- SET TASK
Work through the entries below and report how many lines include "parts". The number alone is the answer.

>> begin MATERIAL SUPPLIED

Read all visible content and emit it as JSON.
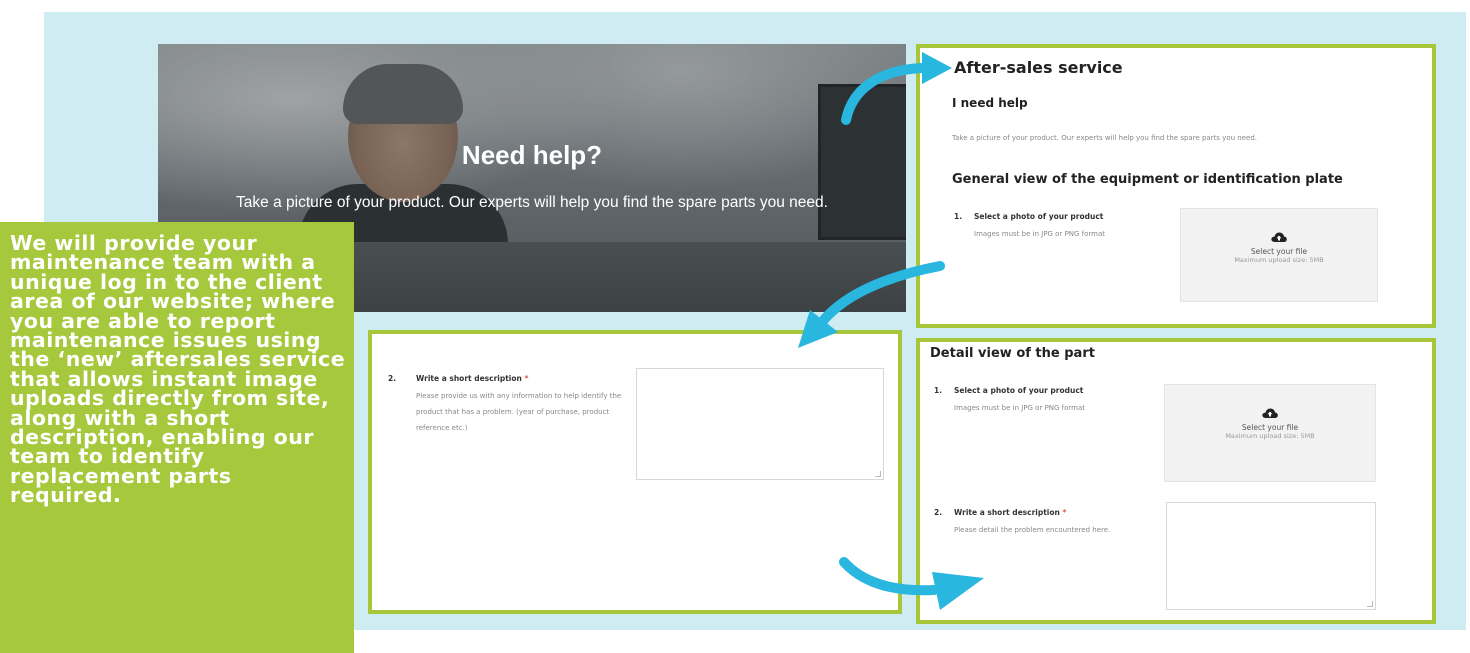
{
  "hero": {
    "title": "Need help?",
    "subtitle": "Take a picture of your product. Our experts will help you find the spare parts you need."
  },
  "panel_top": {
    "title": "After-sales service",
    "subtitle": "I need help",
    "intro": "Take a picture of your product. Our experts will help you find the spare parts you need.",
    "section": "General view of the equipment or identification plate",
    "step_number": "1.",
    "step_label": "Select a photo of your product",
    "step_hint": "Images must be in JPG or PNG format",
    "upload_label": "Select your file",
    "upload_limit": "Maximum upload size: 5MB"
  },
  "panel_left": {
    "step_number": "2.",
    "step_label": "Write a short description",
    "required_mark": "*",
    "hint": "Please provide us with any information to help identify the product that has a problem. (year of purchase, product reference etc.)"
  },
  "panel_bottom": {
    "section": "Detail view of the part",
    "step1_number": "1.",
    "step1_label": "Select a photo of your product",
    "step1_hint": "Images must be in JPG or PNG format",
    "upload_label": "Select your file",
    "upload_limit": "Maximum upload size: 5MB",
    "step2_number": "2.",
    "step2_label": "Write a short description",
    "required_mark": "*",
    "step2_hint": "Please detail the problem encountered here."
  },
  "callout": {
    "text": "We will provide your maintenance team with a unique log in to the client area of our website; where you are able to report maintenance issues using the ‘new’ aftersales service that allows instant image uploads directly from site, along with a short description, enabling our team to identify replacement parts required."
  },
  "colors": {
    "background": "#cfecf2",
    "accent_green": "#a6c83c",
    "arrow_blue": "#29b6df"
  }
}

>> end MATERIAL SUPPLIED

- FULL OUTPUT
3